## INSTRUCTIONS TO FOLLOW
Write out all of the lines below, exactly and completely.

Stored records:
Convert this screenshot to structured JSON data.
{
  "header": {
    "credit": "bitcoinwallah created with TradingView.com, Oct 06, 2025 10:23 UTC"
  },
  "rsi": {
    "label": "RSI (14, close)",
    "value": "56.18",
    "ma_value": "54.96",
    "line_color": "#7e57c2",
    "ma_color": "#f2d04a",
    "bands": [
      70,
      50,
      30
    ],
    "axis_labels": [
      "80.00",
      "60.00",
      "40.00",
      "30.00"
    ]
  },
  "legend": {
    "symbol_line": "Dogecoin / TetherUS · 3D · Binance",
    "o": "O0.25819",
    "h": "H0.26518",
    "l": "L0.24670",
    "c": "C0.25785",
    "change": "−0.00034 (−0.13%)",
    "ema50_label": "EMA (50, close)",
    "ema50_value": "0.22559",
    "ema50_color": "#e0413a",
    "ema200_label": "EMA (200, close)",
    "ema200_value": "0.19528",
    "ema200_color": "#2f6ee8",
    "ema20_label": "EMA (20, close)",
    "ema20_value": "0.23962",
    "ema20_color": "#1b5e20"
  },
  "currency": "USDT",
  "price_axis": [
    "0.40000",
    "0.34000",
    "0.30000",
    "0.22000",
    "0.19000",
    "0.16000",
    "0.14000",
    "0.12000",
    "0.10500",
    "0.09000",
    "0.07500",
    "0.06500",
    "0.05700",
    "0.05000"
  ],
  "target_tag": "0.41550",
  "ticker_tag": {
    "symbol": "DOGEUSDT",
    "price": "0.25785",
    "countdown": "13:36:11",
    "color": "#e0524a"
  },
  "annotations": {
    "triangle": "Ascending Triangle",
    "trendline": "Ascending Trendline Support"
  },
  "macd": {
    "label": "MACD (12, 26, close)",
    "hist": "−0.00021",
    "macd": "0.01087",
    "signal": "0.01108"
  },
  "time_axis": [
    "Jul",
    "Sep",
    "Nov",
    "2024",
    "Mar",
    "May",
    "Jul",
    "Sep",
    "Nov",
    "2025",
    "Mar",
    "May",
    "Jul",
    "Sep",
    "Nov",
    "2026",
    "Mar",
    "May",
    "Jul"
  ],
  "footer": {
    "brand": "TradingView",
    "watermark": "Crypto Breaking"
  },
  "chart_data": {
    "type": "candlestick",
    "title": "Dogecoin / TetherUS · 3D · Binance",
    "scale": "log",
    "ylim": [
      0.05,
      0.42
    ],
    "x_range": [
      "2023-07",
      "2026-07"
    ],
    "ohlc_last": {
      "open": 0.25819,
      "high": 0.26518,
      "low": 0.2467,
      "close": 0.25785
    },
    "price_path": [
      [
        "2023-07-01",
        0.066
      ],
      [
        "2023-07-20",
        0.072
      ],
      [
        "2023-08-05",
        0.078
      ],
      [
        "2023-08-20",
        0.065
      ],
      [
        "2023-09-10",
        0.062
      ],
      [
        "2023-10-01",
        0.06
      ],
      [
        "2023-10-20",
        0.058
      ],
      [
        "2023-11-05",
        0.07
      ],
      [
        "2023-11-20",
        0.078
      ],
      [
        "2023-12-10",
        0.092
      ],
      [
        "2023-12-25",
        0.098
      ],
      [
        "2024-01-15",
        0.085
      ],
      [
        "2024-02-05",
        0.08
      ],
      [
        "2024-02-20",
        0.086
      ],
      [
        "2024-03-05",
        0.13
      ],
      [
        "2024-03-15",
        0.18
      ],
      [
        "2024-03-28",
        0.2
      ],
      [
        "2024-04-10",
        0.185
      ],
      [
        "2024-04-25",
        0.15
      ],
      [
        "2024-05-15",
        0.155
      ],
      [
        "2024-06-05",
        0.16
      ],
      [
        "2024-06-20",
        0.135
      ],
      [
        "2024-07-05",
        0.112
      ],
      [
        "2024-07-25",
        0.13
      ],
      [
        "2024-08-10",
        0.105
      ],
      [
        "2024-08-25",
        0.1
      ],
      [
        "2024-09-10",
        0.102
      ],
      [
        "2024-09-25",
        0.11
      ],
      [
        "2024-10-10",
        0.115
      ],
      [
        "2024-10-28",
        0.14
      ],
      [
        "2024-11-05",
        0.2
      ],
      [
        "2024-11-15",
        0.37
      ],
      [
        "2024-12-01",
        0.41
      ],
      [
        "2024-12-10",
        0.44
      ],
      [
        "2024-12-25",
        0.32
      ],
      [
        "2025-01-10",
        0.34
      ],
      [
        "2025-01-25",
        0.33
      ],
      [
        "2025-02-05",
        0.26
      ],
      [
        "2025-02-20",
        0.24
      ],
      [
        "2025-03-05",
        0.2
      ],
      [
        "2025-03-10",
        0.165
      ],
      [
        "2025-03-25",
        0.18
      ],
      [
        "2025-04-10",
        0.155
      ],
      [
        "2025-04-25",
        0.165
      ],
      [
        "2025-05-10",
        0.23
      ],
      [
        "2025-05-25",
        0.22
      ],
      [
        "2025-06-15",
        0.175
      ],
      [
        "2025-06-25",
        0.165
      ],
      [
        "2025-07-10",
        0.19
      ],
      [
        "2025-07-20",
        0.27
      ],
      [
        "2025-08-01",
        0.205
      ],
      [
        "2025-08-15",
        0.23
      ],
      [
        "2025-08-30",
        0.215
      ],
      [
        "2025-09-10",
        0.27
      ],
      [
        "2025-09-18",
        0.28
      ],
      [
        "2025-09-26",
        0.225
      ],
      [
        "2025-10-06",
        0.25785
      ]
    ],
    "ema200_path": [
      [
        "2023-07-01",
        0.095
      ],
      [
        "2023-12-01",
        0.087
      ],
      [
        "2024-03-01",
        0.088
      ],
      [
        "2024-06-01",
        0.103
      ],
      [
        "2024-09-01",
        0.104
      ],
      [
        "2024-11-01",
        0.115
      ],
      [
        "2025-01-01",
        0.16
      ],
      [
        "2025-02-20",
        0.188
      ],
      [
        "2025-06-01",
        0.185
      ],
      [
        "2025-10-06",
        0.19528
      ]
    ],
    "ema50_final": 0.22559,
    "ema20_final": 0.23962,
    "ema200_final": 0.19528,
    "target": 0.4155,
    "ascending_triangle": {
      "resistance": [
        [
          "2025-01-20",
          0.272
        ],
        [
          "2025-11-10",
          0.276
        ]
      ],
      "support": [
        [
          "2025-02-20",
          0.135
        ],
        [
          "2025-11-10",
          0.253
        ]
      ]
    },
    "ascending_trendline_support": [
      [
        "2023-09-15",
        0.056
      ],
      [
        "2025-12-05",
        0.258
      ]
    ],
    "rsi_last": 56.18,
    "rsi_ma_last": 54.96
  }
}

## SOLUTION FOR THIS EXERCISE
Convert this screenshot to structured JSON data.
{
  "header": {
    "credit": "bitcoinwallah created with TradingView.com, Oct 06, 2025 10:23 UTC"
  },
  "rsi": {
    "label": "RSI (14, close)",
    "value": "56.18",
    "ma_value": "54.96",
    "line_color": "#7e57c2",
    "ma_color": "#f2d04a",
    "bands": [
      70,
      50,
      30
    ],
    "axis_labels": [
      "80.00",
      "60.00",
      "40.00",
      "30.00"
    ]
  },
  "legend": {
    "symbol_line": "Dogecoin / TetherUS · 3D · Binance",
    "o": "O0.25819",
    "h": "H0.26518",
    "l": "L0.24670",
    "c": "C0.25785",
    "change": "−0.00034 (−0.13%)",
    "ema50_label": "EMA (50, close)",
    "ema50_value": "0.22559",
    "ema50_color": "#e0413a",
    "ema200_label": "EMA (200, close)",
    "ema200_value": "0.19528",
    "ema200_color": "#2f6ee8",
    "ema20_label": "EMA (20, close)",
    "ema20_value": "0.23962",
    "ema20_color": "#1b5e20"
  },
  "currency": "USDT",
  "price_axis": [
    "0.40000",
    "0.34000",
    "0.30000",
    "0.22000",
    "0.19000",
    "0.16000",
    "0.14000",
    "0.12000",
    "0.10500",
    "0.09000",
    "0.07500",
    "0.06500",
    "0.05700",
    "0.05000"
  ],
  "target_tag": "0.41550",
  "ticker_tag": {
    "symbol": "DOGEUSDT",
    "price": "0.25785",
    "countdown": "13:36:11",
    "color": "#e0524a"
  },
  "annotations": {
    "triangle": "Ascending Triangle",
    "trendline": "Ascending Trendline Support"
  },
  "macd": {
    "label": "MACD (12, 26, close)",
    "hist": "−0.00021",
    "macd": "0.01087",
    "signal": "0.01108"
  },
  "time_axis": [
    "Jul",
    "Sep",
    "Nov",
    "2024",
    "Mar",
    "May",
    "Jul",
    "Sep",
    "Nov",
    "2025",
    "Mar",
    "May",
    "Jul",
    "Sep",
    "Nov",
    "2026",
    "Mar",
    "May",
    "Jul"
  ],
  "footer": {
    "brand": "TradingView",
    "watermark": "Crypto Breaking"
  },
  "chart_data": {
    "type": "candlestick",
    "title": "Dogecoin / TetherUS · 3D · Binance",
    "scale": "log",
    "ylim": [
      0.05,
      0.42
    ],
    "x_range": [
      "2023-07",
      "2026-07"
    ],
    "ohlc_last": {
      "open": 0.25819,
      "high": 0.26518,
      "low": 0.2467,
      "close": 0.25785
    },
    "price_path": [
      [
        "2023-07-01",
        0.066
      ],
      [
        "2023-07-20",
        0.072
      ],
      [
        "2023-08-05",
        0.078
      ],
      [
        "2023-08-20",
        0.065
      ],
      [
        "2023-09-10",
        0.062
      ],
      [
        "2023-10-01",
        0.06
      ],
      [
        "2023-10-20",
        0.058
      ],
      [
        "2023-11-05",
        0.07
      ],
      [
        "2023-11-20",
        0.078
      ],
      [
        "2023-12-10",
        0.092
      ],
      [
        "2023-12-25",
        0.098
      ],
      [
        "2024-01-15",
        0.085
      ],
      [
        "2024-02-05",
        0.08
      ],
      [
        "2024-02-20",
        0.086
      ],
      [
        "2024-03-05",
        0.13
      ],
      [
        "2024-03-15",
        0.18
      ],
      [
        "2024-03-28",
        0.2
      ],
      [
        "2024-04-10",
        0.185
      ],
      [
        "2024-04-25",
        0.15
      ],
      [
        "2024-05-15",
        0.155
      ],
      [
        "2024-06-05",
        0.16
      ],
      [
        "2024-06-20",
        0.135
      ],
      [
        "2024-07-05",
        0.112
      ],
      [
        "2024-07-25",
        0.13
      ],
      [
        "2024-08-10",
        0.105
      ],
      [
        "2024-08-25",
        0.1
      ],
      [
        "2024-09-10",
        0.102
      ],
      [
        "2024-09-25",
        0.11
      ],
      [
        "2024-10-10",
        0.115
      ],
      [
        "2024-10-28",
        0.14
      ],
      [
        "2024-11-05",
        0.2
      ],
      [
        "2024-11-15",
        0.37
      ],
      [
        "2024-12-01",
        0.41
      ],
      [
        "2024-12-10",
        0.44
      ],
      [
        "2024-12-25",
        0.32
      ],
      [
        "2025-01-10",
        0.34
      ],
      [
        "2025-01-25",
        0.33
      ],
      [
        "2025-02-05",
        0.26
      ],
      [
        "2025-02-20",
        0.24
      ],
      [
        "2025-03-05",
        0.2
      ],
      [
        "2025-03-10",
        0.165
      ],
      [
        "2025-03-25",
        0.18
      ],
      [
        "2025-04-10",
        0.155
      ],
      [
        "2025-04-25",
        0.165
      ],
      [
        "2025-05-10",
        0.23
      ],
      [
        "2025-05-25",
        0.22
      ],
      [
        "2025-06-15",
        0.175
      ],
      [
        "2025-06-25",
        0.165
      ],
      [
        "2025-07-10",
        0.19
      ],
      [
        "2025-07-20",
        0.27
      ],
      [
        "2025-08-01",
        0.205
      ],
      [
        "2025-08-15",
        0.23
      ],
      [
        "2025-08-30",
        0.215
      ],
      [
        "2025-09-10",
        0.27
      ],
      [
        "2025-09-18",
        0.28
      ],
      [
        "2025-09-26",
        0.225
      ],
      [
        "2025-10-06",
        0.25785
      ]
    ],
    "ema200_path": [
      [
        "2023-07-01",
        0.095
      ],
      [
        "2023-12-01",
        0.087
      ],
      [
        "2024-03-01",
        0.088
      ],
      [
        "2024-06-01",
        0.103
      ],
      [
        "2024-09-01",
        0.104
      ],
      [
        "2024-11-01",
        0.115
      ],
      [
        "2025-01-01",
        0.16
      ],
      [
        "2025-02-20",
        0.188
      ],
      [
        "2025-06-01",
        0.185
      ],
      [
        "2025-10-06",
        0.19528
      ]
    ],
    "ema50_final": 0.22559,
    "ema20_final": 0.23962,
    "ema200_final": 0.19528,
    "target": 0.4155,
    "ascending_triangle": {
      "resistance": [
        [
          "2025-01-20",
          0.272
        ],
        [
          "2025-11-10",
          0.276
        ]
      ],
      "support": [
        [
          "2025-02-20",
          0.135
        ],
        [
          "2025-11-10",
          0.253
        ]
      ]
    },
    "ascending_trendline_support": [
      [
        "2023-09-15",
        0.056
      ],
      [
        "2025-12-05",
        0.258
      ]
    ],
    "rsi_last": 56.18,
    "rsi_ma_last": 54.96
  }
}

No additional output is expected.